Problem to solve:
Look through the material below for "政府性基金预算拨款". Copy every line that contains it.

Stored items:
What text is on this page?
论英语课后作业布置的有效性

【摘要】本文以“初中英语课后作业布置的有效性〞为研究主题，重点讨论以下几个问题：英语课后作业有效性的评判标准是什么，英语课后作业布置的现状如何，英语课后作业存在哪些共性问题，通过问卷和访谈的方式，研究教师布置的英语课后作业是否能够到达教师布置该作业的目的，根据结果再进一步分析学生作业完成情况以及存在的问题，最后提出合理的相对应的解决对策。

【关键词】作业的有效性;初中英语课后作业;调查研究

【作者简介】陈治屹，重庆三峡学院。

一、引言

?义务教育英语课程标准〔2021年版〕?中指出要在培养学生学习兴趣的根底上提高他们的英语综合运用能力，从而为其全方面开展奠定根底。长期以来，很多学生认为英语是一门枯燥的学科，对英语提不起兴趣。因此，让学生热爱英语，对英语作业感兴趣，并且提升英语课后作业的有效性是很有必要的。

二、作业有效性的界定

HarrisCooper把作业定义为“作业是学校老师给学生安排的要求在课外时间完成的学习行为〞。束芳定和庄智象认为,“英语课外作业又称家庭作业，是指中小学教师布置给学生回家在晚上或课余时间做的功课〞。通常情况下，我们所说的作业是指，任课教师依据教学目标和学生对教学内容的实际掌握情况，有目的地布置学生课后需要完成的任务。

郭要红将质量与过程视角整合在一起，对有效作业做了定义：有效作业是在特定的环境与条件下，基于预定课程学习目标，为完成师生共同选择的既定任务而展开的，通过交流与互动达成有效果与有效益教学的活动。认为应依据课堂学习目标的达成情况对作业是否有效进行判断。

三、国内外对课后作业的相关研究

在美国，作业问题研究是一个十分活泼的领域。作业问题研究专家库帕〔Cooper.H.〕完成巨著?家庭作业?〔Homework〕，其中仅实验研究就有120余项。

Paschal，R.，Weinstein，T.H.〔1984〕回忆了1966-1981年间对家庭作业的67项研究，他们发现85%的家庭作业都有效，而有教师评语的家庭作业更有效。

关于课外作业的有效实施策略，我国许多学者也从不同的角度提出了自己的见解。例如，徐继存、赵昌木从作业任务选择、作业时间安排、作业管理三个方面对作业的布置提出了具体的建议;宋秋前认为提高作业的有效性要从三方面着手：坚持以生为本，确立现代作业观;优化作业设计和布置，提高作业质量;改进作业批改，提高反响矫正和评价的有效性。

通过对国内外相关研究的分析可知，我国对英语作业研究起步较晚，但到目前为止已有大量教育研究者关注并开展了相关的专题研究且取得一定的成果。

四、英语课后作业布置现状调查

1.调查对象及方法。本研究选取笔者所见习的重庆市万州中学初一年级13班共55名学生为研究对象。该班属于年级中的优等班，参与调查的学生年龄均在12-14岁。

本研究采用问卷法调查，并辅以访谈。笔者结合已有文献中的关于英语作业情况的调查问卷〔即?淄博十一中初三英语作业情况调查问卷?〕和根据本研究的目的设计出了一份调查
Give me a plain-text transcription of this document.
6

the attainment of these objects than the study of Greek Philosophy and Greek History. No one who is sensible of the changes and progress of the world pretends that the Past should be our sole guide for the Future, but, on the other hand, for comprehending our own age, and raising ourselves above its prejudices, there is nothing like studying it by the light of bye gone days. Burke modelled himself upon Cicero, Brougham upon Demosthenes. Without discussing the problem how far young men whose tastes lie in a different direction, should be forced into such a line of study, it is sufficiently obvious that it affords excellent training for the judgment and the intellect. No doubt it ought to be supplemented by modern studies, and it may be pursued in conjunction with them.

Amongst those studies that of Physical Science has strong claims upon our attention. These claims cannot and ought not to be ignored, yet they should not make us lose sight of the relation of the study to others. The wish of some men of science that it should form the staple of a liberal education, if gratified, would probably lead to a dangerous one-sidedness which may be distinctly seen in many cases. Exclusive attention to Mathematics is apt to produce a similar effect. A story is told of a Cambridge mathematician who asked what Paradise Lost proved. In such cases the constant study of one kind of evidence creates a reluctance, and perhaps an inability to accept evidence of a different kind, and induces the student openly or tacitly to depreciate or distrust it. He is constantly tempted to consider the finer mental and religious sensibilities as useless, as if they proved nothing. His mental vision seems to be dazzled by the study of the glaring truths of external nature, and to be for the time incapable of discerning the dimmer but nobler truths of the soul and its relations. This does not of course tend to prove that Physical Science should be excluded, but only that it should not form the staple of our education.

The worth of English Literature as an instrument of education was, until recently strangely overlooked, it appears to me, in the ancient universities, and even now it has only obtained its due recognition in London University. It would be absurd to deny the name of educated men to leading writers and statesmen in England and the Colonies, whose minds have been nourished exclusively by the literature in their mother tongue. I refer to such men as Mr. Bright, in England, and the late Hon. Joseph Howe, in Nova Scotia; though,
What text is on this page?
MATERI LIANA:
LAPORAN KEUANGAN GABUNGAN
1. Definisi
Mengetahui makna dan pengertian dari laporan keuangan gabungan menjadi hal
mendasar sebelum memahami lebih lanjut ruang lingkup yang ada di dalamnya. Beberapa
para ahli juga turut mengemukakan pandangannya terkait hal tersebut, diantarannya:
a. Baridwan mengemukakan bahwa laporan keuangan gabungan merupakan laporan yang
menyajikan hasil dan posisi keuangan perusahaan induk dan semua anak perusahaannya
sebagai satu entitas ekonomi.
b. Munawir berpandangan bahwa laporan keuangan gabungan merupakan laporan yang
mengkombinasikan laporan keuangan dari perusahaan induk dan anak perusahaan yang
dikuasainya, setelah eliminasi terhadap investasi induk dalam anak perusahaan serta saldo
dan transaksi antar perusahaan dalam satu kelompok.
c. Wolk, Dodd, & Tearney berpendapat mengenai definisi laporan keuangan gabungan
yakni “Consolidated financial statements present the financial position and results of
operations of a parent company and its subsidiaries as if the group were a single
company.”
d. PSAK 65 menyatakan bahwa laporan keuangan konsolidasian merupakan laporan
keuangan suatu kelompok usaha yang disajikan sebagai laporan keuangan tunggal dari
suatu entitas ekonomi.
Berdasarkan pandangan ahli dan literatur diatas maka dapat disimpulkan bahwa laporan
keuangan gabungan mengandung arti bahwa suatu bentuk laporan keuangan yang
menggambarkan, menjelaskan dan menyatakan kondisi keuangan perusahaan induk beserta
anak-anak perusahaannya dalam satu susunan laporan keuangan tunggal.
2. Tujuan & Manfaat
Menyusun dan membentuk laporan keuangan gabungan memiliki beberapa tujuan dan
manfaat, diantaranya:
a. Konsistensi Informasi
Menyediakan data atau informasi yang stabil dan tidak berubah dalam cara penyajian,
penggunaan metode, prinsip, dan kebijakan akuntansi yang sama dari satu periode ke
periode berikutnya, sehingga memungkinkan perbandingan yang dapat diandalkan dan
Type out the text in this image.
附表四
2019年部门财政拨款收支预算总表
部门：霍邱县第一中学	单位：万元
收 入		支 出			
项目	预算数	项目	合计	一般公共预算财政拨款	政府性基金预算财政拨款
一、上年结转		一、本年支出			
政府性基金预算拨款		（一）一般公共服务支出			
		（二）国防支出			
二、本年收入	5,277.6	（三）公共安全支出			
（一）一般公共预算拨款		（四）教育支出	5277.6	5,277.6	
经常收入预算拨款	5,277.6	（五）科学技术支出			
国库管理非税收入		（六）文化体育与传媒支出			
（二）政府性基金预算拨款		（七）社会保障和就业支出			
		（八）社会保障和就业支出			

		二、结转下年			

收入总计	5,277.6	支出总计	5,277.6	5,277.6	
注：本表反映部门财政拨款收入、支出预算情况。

Result below:
政府性基金预算拨款		（一）一般公共服务支出			
（二）政府性基金预算拨款		（七）社会保障和就业支出			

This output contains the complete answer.